Dataset records:

|---|

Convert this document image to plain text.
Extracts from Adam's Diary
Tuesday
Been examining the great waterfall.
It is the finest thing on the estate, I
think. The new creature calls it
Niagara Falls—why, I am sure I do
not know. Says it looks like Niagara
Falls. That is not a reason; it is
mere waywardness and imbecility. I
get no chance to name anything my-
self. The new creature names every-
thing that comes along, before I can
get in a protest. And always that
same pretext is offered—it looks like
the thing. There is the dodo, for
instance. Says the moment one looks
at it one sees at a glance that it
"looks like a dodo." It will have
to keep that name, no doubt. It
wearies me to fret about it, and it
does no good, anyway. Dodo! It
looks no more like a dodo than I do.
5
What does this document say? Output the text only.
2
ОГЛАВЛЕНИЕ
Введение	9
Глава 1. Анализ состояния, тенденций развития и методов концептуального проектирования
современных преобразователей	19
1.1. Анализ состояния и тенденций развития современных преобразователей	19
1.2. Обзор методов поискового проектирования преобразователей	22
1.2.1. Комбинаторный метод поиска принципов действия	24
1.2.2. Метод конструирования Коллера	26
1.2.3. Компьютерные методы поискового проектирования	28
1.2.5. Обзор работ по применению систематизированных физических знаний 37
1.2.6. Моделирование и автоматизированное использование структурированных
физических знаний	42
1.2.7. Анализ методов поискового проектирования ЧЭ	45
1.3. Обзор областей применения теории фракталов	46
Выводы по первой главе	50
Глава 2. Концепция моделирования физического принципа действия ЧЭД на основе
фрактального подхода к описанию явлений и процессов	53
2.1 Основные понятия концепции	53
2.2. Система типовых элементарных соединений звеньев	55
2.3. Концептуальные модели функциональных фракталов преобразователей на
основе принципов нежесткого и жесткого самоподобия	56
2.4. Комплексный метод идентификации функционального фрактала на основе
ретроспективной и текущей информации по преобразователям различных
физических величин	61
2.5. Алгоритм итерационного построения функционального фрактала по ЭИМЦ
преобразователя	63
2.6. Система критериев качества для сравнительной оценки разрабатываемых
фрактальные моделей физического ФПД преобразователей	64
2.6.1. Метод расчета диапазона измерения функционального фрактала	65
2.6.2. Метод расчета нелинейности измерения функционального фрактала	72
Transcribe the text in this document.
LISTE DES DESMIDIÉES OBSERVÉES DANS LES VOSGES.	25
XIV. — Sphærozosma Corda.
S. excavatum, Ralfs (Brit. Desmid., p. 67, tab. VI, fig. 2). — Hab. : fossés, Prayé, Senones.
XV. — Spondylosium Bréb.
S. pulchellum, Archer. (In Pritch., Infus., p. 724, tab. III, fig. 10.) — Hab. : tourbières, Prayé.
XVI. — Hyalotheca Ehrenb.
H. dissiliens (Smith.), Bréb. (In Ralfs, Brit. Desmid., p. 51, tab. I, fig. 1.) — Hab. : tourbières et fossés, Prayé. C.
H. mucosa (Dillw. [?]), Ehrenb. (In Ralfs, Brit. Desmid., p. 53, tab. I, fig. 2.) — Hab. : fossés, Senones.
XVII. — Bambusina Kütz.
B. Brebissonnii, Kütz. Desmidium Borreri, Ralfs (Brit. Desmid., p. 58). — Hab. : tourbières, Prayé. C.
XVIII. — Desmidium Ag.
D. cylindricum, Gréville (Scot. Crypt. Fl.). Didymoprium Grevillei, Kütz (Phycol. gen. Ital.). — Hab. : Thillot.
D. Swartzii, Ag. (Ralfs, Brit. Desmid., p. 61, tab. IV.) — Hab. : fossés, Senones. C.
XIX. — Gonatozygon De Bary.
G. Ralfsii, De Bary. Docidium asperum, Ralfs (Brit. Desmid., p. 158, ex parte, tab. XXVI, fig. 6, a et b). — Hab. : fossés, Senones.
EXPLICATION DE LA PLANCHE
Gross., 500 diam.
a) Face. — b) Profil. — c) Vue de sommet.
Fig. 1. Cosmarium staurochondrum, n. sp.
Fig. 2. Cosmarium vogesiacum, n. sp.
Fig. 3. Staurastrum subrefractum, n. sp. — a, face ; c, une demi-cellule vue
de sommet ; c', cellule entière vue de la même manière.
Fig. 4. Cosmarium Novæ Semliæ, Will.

|---|

The answer is a single number, the count of lines in the records that contain the string "like".

4